[Saved entries]
● ● ● ● ● ● ●

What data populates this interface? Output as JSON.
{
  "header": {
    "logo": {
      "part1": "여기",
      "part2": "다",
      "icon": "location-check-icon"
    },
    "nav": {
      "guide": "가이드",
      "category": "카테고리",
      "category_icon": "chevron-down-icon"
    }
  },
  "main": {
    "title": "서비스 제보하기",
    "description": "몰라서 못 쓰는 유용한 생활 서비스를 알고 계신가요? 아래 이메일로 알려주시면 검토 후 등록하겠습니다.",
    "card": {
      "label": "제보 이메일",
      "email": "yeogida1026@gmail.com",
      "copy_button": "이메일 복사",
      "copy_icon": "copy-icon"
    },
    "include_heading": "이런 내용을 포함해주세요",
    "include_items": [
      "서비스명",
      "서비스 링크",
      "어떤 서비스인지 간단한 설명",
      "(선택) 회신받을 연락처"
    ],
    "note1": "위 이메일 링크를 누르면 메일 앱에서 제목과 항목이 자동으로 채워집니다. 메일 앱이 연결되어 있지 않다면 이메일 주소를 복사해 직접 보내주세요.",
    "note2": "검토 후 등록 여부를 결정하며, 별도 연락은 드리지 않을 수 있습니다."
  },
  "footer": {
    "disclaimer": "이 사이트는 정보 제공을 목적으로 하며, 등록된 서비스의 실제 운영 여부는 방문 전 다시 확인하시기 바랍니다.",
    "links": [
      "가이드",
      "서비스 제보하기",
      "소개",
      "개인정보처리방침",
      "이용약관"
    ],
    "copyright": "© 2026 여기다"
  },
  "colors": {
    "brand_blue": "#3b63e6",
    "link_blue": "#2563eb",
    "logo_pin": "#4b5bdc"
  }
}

● ● ● ● ● ● ●

What the exercise asks. Each line above must be reproduced exactly as it stands.

The solution.
What data populates this interface? Output as JSON.
{
  "header": {
    "logo": {
      "part1": "여기",
      "part2": "다",
      "icon": "location-check-icon"
    },
    "nav": {
      "guide": "가이드",
      "category": "카테고리",
      "category_icon": "chevron-down-icon"
    }
  },
  "main": {
    "title": "서비스 제보하기",
    "description": "몰라서 못 쓰는 유용한 생활 서비스를 알고 계신가요? 아래 이메일로 알려주시면 검토 후 등록하겠습니다.",
    "card": {
      "label": "제보 이메일",
      "email": "yeogida1026@gmail.com",
      "copy_button": "이메일 복사",
      "copy_icon": "copy-icon"
    },
    "include_heading": "이런 내용을 포함해주세요",
    "include_items": [
      "서비스명",
      "서비스 링크",
      "어떤 서비스인지 간단한 설명",
      "(선택) 회신받을 연락처"
    ],
    "note1": "위 이메일 링크를 누르면 메일 앱에서 제목과 항목이 자동으로 채워집니다. 메일 앱이 연결되어 있지 않다면 이메일 주소를 복사해 직접 보내주세요.",
    "note2": "검토 후 등록 여부를 결정하며, 별도 연락은 드리지 않을 수 있습니다."
  },
  "footer": {
    "disclaimer": "이 사이트는 정보 제공을 목적으로 하며, 등록된 서비스의 실제 운영 여부는 방문 전 다시 확인하시기 바랍니다.",
    "links": [
      "가이드",
      "서비스 제보하기",
      "소개",
      "개인정보처리방침",
      "이용약관"
    ],
    "copyright": "© 2026 여기다"
  },
  "colors": {
    "brand_blue": "#3b63e6",
    "link_blue": "#2563eb",
    "logo_pin": "#4b5bdc"
  }
}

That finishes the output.